Direction
Copy every line from the data below in which the string "this" can be found.

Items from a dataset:
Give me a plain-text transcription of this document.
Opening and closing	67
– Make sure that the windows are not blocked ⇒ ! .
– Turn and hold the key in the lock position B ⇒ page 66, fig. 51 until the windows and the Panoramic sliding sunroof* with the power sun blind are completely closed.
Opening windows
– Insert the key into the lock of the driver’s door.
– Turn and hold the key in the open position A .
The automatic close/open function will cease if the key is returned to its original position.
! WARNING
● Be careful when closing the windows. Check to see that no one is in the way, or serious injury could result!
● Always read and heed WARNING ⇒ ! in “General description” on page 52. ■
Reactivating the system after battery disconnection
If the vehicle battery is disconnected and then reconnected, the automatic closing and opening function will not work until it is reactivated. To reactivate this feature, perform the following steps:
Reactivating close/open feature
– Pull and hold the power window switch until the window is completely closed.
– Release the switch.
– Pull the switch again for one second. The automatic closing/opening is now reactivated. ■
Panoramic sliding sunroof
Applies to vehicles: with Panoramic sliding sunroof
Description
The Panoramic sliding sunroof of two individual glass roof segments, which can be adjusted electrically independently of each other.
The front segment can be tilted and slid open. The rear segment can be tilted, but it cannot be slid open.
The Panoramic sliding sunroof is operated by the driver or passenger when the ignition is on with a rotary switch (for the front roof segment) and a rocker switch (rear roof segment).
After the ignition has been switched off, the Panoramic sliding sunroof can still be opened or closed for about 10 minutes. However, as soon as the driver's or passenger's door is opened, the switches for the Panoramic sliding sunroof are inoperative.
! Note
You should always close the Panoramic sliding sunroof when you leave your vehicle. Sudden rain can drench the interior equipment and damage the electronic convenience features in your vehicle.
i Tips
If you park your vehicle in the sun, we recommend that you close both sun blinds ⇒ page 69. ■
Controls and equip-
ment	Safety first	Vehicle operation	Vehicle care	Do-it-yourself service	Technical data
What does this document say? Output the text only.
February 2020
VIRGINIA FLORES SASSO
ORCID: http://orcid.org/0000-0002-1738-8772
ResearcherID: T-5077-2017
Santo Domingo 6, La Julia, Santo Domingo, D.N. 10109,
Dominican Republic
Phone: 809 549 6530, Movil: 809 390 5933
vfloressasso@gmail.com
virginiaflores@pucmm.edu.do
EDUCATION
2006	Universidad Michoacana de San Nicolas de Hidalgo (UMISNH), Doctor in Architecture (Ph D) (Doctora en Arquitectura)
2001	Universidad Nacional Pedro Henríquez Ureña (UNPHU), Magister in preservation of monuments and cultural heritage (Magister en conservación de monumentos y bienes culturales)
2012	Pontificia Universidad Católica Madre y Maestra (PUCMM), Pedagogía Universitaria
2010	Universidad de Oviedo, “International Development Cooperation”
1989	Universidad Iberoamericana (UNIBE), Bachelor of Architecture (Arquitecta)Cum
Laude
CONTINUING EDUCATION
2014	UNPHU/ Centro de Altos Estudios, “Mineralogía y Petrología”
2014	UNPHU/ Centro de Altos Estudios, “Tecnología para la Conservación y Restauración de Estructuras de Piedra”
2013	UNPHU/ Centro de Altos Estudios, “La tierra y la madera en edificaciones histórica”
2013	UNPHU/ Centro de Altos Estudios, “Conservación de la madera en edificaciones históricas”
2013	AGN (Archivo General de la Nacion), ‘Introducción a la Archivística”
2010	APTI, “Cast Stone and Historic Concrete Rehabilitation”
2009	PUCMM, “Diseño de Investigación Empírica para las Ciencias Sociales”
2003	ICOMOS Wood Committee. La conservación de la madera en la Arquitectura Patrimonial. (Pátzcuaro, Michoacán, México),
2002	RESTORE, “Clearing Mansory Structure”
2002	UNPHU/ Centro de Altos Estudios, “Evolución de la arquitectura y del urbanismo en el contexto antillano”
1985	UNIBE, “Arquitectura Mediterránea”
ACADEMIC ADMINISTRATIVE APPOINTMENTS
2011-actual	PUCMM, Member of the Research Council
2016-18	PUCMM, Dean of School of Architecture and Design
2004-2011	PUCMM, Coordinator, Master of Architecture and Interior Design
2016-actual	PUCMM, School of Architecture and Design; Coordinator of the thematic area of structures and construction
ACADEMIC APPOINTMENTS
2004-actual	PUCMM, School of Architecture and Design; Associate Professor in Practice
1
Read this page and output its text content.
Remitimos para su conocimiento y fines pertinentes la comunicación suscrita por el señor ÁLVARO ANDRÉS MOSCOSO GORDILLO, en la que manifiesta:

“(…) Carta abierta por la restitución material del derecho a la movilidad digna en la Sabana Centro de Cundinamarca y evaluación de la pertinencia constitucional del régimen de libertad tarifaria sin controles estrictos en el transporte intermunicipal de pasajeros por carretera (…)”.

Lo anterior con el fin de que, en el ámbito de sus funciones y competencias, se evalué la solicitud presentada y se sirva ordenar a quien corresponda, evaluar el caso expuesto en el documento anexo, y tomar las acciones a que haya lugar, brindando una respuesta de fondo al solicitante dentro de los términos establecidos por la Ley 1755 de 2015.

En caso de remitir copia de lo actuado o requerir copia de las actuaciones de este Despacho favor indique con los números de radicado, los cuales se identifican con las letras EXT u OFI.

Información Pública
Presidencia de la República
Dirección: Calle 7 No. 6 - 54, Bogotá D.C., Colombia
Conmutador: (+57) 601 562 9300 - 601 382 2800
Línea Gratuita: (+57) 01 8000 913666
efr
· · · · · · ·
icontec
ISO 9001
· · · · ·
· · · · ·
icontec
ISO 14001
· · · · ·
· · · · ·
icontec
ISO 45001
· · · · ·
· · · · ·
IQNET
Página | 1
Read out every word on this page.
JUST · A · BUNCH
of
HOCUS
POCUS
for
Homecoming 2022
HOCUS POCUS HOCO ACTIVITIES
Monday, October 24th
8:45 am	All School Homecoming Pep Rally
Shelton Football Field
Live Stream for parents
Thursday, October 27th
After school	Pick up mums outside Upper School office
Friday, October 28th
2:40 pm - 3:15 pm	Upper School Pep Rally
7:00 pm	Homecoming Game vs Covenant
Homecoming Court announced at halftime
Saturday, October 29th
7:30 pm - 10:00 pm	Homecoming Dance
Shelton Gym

In response
Give me a plain-text transcription of this document.
If the vehicle battery is disconnected and then reconnected, the automatic closing and opening function will not work until it is reactivated. To reactivate this feature, perform the following steps:
What does this document say? Output the text only.
Read this page and output its text content.
Read out every word on this page.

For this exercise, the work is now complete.